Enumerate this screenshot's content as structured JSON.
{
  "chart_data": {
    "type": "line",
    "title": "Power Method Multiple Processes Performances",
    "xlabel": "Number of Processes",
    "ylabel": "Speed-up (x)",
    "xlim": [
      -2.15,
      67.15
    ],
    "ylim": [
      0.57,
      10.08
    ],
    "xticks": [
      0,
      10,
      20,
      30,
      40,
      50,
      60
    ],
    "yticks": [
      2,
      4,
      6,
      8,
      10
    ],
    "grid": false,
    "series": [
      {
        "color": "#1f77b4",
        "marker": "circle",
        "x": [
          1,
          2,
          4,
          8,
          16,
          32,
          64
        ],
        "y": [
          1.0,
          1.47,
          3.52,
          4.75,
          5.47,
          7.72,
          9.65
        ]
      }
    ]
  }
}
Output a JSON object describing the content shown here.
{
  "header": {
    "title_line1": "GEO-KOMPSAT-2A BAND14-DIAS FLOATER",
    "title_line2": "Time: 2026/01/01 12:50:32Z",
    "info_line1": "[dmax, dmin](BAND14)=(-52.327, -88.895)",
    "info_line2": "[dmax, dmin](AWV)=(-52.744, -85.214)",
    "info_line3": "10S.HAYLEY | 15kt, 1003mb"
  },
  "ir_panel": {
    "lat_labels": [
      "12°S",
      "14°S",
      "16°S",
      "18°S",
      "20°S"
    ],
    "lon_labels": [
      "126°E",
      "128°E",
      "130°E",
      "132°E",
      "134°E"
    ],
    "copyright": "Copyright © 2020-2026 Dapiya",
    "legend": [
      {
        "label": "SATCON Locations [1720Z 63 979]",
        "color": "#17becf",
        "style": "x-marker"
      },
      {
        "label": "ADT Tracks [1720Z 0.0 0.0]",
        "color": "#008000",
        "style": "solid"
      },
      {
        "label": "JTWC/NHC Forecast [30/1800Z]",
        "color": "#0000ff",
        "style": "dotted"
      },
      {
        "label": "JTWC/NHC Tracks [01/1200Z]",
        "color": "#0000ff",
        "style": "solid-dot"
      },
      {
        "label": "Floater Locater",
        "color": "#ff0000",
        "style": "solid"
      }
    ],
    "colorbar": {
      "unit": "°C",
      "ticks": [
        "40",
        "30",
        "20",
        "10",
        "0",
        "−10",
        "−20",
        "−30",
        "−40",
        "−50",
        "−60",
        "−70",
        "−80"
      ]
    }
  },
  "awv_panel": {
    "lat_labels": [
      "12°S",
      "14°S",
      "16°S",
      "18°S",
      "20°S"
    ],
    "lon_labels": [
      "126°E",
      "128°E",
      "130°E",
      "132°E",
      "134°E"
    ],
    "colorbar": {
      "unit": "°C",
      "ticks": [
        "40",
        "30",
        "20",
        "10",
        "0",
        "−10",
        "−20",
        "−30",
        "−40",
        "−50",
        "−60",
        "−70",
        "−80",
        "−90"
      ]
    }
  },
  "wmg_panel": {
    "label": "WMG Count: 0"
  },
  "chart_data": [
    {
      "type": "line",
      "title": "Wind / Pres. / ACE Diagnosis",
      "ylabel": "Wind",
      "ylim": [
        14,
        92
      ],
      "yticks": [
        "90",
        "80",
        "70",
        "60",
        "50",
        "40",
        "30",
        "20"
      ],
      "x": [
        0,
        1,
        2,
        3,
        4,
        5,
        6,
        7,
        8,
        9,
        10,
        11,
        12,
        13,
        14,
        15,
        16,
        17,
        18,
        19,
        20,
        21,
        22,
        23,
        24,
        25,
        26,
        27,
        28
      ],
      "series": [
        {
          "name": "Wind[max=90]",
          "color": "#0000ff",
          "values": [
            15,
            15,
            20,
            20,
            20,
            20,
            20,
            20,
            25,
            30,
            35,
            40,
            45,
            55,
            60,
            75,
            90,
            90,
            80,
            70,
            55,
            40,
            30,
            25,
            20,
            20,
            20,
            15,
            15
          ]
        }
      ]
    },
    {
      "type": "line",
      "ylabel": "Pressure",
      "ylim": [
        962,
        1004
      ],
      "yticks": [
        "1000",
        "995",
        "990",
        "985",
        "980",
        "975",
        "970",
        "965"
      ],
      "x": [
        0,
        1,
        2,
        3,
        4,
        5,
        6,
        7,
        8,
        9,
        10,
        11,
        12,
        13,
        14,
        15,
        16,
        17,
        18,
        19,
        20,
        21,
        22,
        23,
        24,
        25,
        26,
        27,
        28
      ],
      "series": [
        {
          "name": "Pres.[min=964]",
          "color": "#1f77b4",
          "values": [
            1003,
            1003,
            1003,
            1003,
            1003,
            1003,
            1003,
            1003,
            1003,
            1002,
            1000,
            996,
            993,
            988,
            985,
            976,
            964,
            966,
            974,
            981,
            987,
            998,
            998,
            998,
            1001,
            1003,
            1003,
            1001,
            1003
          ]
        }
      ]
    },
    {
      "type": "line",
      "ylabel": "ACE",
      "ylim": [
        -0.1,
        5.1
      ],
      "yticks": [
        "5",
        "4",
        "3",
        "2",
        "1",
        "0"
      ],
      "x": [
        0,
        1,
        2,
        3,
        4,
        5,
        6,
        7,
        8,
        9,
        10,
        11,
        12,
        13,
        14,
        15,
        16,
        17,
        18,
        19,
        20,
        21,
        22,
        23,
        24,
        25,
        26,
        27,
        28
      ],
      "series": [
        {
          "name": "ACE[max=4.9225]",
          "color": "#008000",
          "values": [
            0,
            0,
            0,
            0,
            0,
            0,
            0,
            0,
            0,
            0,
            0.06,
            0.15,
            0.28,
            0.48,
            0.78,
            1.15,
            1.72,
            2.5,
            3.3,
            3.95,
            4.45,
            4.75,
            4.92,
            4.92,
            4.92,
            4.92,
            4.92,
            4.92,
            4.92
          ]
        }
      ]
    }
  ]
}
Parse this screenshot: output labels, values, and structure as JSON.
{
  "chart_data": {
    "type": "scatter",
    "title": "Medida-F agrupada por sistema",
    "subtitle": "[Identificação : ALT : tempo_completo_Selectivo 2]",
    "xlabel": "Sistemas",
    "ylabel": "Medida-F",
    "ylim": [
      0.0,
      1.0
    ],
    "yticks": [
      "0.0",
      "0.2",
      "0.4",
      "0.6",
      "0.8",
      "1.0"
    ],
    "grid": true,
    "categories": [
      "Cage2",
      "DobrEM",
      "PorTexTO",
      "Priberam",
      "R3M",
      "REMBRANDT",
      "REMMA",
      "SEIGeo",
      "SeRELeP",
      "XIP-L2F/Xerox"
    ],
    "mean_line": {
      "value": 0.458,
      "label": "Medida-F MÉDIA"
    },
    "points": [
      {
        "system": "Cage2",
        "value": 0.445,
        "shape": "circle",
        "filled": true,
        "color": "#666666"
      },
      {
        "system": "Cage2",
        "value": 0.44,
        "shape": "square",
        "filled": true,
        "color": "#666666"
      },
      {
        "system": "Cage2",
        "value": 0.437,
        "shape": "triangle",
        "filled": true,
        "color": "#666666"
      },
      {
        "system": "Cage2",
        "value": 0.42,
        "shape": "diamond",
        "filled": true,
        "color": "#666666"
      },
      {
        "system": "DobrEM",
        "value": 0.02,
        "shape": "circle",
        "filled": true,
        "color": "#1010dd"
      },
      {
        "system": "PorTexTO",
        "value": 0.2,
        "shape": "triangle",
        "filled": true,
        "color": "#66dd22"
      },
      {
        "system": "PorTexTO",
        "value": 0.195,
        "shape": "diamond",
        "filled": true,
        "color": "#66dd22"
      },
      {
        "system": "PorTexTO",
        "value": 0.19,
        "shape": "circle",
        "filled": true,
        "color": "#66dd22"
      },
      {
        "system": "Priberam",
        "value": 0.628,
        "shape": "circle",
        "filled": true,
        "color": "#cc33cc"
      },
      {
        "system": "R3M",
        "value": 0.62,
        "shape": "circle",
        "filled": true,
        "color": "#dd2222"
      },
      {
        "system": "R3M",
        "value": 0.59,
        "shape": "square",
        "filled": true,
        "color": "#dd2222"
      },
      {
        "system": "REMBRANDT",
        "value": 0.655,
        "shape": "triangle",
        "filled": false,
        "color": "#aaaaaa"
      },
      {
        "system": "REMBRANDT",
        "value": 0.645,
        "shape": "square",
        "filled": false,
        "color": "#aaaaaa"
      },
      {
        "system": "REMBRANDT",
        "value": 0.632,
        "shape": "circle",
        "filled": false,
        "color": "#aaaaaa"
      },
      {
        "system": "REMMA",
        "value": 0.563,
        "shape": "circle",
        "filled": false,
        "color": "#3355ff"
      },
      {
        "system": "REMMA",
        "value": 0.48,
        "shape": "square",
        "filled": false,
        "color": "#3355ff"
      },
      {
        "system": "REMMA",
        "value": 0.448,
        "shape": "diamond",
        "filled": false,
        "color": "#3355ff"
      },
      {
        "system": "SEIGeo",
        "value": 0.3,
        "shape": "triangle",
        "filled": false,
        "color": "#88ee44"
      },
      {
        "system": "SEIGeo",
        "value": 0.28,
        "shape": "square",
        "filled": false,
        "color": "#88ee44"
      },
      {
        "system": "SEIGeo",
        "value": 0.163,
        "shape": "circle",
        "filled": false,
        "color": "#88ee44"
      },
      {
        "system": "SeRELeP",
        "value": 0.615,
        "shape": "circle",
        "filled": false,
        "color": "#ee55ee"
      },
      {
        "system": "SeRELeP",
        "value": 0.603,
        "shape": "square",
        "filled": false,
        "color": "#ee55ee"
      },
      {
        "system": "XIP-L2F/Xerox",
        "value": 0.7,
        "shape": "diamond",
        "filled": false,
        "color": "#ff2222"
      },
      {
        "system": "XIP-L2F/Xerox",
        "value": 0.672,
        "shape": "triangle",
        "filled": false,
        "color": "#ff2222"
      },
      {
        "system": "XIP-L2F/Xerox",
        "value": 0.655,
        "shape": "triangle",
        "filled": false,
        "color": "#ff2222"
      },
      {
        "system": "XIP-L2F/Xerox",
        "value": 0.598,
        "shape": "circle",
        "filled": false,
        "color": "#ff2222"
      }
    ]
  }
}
──────────
WHAT THIS TASK INVOLVES :: Show each line holding the word "xlabel".

THE REPLY ::
    "xlabel": "Number of Processes",
    "xlabel": "Sistemas",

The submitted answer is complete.